=== THE EXERCISE ===
Please print every record below exactly as it appears.

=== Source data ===

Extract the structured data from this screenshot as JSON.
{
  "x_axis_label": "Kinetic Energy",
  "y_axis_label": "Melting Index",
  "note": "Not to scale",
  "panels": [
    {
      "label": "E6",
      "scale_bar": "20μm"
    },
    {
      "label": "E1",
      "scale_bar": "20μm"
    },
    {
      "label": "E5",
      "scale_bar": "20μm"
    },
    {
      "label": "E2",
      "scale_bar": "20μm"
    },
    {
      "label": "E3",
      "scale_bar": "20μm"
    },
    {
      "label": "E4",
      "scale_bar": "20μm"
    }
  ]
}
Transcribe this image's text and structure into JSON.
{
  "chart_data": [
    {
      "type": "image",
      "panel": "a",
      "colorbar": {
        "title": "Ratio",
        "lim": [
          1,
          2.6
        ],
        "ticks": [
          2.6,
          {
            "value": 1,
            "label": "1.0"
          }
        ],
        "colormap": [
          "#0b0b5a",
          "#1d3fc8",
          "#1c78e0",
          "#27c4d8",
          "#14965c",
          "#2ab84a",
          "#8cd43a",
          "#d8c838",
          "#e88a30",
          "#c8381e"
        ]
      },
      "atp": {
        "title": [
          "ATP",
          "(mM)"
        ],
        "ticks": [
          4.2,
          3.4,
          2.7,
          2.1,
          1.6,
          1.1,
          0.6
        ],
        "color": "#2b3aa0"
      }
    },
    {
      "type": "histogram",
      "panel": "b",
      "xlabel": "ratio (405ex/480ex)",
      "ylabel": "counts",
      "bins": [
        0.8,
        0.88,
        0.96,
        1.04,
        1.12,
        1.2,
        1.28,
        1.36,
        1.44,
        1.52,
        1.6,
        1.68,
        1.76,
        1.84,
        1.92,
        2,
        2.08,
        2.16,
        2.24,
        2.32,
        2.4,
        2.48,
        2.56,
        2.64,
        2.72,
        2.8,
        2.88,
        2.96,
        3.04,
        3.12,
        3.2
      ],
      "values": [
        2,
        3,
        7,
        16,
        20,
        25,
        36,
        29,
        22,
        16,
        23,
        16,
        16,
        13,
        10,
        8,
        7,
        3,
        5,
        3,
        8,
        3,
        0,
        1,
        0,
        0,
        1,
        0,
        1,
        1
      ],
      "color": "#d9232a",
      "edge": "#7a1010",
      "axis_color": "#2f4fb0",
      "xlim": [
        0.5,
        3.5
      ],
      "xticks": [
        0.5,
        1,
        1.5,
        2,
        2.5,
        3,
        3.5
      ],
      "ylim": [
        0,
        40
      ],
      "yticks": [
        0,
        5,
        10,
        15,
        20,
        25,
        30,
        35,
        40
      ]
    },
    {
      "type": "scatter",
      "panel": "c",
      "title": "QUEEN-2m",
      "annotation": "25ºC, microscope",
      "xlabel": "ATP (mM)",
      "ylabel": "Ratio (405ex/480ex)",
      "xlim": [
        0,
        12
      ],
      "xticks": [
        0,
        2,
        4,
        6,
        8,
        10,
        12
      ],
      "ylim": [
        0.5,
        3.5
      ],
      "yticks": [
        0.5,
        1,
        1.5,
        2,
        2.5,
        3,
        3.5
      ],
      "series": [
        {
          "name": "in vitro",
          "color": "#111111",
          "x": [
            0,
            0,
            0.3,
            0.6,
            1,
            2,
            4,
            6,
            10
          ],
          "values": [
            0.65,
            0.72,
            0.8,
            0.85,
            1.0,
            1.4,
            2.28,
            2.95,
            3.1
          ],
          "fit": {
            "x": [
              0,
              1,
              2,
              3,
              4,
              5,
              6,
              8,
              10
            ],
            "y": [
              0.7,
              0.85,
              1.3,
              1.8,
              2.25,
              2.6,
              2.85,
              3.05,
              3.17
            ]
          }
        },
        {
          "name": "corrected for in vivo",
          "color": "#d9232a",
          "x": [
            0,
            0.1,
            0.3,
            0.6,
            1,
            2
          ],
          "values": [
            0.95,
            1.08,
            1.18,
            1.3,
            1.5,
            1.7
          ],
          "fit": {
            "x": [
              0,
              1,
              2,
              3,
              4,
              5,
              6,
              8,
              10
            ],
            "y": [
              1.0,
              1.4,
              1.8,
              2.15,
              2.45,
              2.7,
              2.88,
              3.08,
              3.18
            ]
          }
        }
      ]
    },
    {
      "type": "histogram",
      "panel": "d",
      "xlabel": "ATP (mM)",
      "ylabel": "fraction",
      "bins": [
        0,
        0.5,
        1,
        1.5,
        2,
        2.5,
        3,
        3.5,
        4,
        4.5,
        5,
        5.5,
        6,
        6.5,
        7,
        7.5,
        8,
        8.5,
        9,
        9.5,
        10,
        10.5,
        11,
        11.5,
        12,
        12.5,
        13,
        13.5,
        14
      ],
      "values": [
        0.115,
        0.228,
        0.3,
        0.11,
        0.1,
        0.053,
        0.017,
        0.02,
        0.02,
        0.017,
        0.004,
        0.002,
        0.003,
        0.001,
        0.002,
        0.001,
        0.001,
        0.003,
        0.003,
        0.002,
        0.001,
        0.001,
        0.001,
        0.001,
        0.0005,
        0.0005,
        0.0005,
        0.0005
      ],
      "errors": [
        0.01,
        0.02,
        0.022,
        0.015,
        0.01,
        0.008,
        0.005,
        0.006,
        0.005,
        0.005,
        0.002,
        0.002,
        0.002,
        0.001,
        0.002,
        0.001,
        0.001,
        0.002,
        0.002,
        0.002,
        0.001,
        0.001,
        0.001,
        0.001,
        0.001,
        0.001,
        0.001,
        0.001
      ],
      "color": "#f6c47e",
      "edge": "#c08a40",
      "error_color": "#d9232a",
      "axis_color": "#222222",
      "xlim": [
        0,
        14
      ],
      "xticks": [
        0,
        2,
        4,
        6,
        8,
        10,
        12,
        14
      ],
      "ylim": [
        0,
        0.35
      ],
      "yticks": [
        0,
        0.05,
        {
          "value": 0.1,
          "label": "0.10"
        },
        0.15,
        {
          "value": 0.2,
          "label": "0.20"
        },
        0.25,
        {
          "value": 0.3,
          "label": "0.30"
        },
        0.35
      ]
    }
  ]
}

=== RESPONSE ===
Extract the structured data from this screenshot as JSON.
{
  "x_axis_label": "Kinetic Energy",
  "y_axis_label": "Melting Index",
  "note": "Not to scale",
  "panels": [
    {
      "label": "E6",
      "scale_bar": "20μm"
    },
    {
      "label": "E1",
      "scale_bar": "20μm"
    },
    {
      "label": "E5",
      "scale_bar": "20μm"
    },
    {
      "label": "E2",
      "scale_bar": "20μm"
    },
    {
      "label": "E3",
      "scale_bar": "20μm"
    },
    {
      "label": "E4",
      "scale_bar": "20μm"
    }
  ]
}
Transcribe this image's text and structure into JSON.
{
  "chart_data": [
    {
      "type": "image",
      "panel": "a",
      "colorbar": {
        "title": "Ratio",
        "lim": [
          1,
          2.6
        ],
        "ticks": [
          2.6,
          {
            "value": 1,
            "label": "1.0"
          }
        ],
        "colormap": [
          "#0b0b5a",
          "#1d3fc8",
          "#1c78e0",
          "#27c4d8",
          "#14965c",
          "#2ab84a",
          "#8cd43a",
          "#d8c838",
          "#e88a30",
          "#c8381e"
        ]
      },
      "atp": {
        "title": [
          "ATP",
          "(mM)"
        ],
        "ticks": [
          4.2,
          3.4,
          2.7,
          2.1,
          1.6,
          1.1,
          0.6
        ],
        "color": "#2b3aa0"
      }
    },
    {
      "type": "histogram",
      "panel": "b",
      "xlabel": "ratio (405ex/480ex)",
      "ylabel": "counts",
      "bins": [
        0.8,
        0.88,
        0.96,
        1.04,
        1.12,
        1.2,
        1.28,
        1.36,
        1.44,
        1.52,
        1.6,
        1.68,
        1.76,
        1.84,
        1.92,
        2,
        2.08,
        2.16,
        2.24,
        2.32,
        2.4,
        2.48,
        2.56,
        2.64,
        2.72,
        2.8,
        2.88,
        2.96,
        3.04,
        3.12,
        3.2
      ],
      "values": [
        2,
        3,
        7,
        16,
        20,
        25,
        36,
        29,
        22,
        16,
        23,
        16,
        16,
        13,
        10,
        8,
        7,
        3,
        5,
        3,
        8,
        3,
        0,
        1,
        0,
        0,
        1,
        0,
        1,
        1
      ],
      "color": "#d9232a",
      "edge": "#7a1010",
      "axis_color": "#2f4fb0",
      "xlim": [
        0.5,
        3.5
      ],
      "xticks": [
        0.5,
        1,
        1.5,
        2,
        2.5,
        3,
        3.5
      ],
      "ylim": [
        0,
        40
      ],
      "yticks": [
        0,
        5,
        10,
        15,
        20,
        25,
        30,
        35,
        40
      ]
    },
    {
      "type": "scatter",
      "panel": "c",
      "title": "QUEEN-2m",
      "annotation": "25ºC, microscope",
      "xlabel": "ATP (mM)",
      "ylabel": "Ratio (405ex/480ex)",
      "xlim": [
        0,
        12
      ],
      "xticks": [
        0,
        2,
        4,
        6,
        8,
        10,
        12
      ],
      "ylim": [
        0.5,
        3.5
      ],
      "yticks": [
        0.5,
        1,
        1.5,
        2,
        2.5,
        3,
        3.5
      ],
      "series": [
        {
          "name": "in vitro",
          "color": "#111111",
          "x": [
            0,
            0,
            0.3,
            0.6,
            1,
            2,
            4,
            6,
            10
          ],
          "values": [
            0.65,
            0.72,
            0.8,
            0.85,
            1.0,
            1.4,
            2.28,
            2.95,
            3.1
          ],
          "fit": {
            "x": [
              0,
              1,
              2,
              3,
              4,
              5,
              6,
              8,
              10
            ],
            "y": [
              0.7,
              0.85,
              1.3,
              1.8,
              2.25,
              2.6,
              2.85,
              3.05,
              3.17
            ]
          }
        },
        {
          "name": "corrected for in vivo",
          "color": "#d9232a",
          "x": [
            0,
            0.1,
            0.3,
            0.6,
            1,
            2
          ],
          "values": [
            0.95,
            1.08,
            1.18,
            1.3,
            1.5,
            1.7
          ],
          "fit": {
            "x": [
              0,
              1,
              2,
              3,
              4,
              5,
              6,
              8,
              10
            ],
            "y": [
              1.0,
              1.4,
              1.8,
              2.15,
              2.45,
              2.7,
              2.88,
              3.08,
              3.18
            ]
          }
        }
      ]
    },
    {
      "type": "histogram",
      "panel": "d",
      "xlabel": "ATP (mM)",
      "ylabel": "fraction",
      "bins": [
        0,
        0.5,
        1,
        1.5,
        2,
        2.5,
        3,
        3.5,
        4,
        4.5,
        5,
        5.5,
        6,
        6.5,
        7,
        7.5,
        8,
        8.5,
        9,
        9.5,
        10,
        10.5,
        11,
        11.5,
        12,
        12.5,
        13,
        13.5,
        14
      ],
      "values": [
        0.115,
        0.228,
        0.3,
        0.11,
        0.1,
        0.053,
        0.017,
        0.02,
        0.02,
        0.017,
        0.004,
        0.002,
        0.003,
        0.001,
        0.002,
        0.001,
        0.001,
        0.003,
        0.003,
        0.002,
        0.001,
        0.001,
        0.001,
        0.001,
        0.0005,
        0.0005,
        0.0005,
        0.0005
      ],
      "errors": [
        0.01,
        0.02,
        0.022,
        0.015,
        0.01,
        0.008,
        0.005,
        0.006,
        0.005,
        0.005,
        0.002,
        0.002,
        0.002,
        0.001,
        0.002,
        0.001,
        0.001,
        0.002,
        0.002,
        0.002,
        0.001,
        0.001,
        0.001,
        0.001,
        0.001,
        0.001,
        0.001,
        0.001
      ],
      "color": "#f6c47e",
      "edge": "#c08a40",
      "error_color": "#d9232a",
      "axis_color": "#222222",
      "xlim": [
        0,
        14
      ],
      "xticks": [
        0,
        2,
        4,
        6,
        8,
        10,
        12,
        14
      ],
      "ylim": [
        0,
        0.35
      ],
      "yticks": [
        0,
        0.05,
        {
          "value": 0.1,
          "label": "0.10"
        },
        0.15,
        {
          "value": 0.2,
          "label": "0.20"
        },
        0.25,
        {
          "value": 0.3,
          "label": "0.30"
        },
        0.35
      ]
    }
  ]
}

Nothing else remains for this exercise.